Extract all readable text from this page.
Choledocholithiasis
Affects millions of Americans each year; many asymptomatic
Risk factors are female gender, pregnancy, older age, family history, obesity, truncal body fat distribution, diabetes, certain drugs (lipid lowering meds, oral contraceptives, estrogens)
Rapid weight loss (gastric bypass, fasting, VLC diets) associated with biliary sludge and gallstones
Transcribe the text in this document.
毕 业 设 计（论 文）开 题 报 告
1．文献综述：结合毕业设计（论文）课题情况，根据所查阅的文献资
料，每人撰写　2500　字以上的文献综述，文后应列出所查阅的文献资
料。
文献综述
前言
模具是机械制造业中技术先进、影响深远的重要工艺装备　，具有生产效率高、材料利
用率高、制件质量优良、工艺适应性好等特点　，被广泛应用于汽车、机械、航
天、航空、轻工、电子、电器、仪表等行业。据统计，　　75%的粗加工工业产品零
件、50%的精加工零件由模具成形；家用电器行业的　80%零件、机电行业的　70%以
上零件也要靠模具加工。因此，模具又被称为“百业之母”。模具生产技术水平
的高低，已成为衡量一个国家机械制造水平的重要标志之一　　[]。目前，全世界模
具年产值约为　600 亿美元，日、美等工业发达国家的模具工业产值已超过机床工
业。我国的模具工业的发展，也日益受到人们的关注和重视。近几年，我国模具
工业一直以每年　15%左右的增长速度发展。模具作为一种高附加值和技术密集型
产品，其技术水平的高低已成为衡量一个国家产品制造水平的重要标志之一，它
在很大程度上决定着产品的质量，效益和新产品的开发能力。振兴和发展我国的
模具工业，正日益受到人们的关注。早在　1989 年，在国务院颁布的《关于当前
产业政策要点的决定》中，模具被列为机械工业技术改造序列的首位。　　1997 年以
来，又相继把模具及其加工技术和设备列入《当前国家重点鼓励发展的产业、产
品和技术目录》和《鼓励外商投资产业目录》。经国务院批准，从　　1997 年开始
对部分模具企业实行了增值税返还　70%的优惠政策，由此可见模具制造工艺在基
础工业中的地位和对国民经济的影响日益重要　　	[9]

########

What you should do: Identify and copy all lines with the word "text".

Completed task:
Extract all readable text from this page.
Transcribe the text in this document.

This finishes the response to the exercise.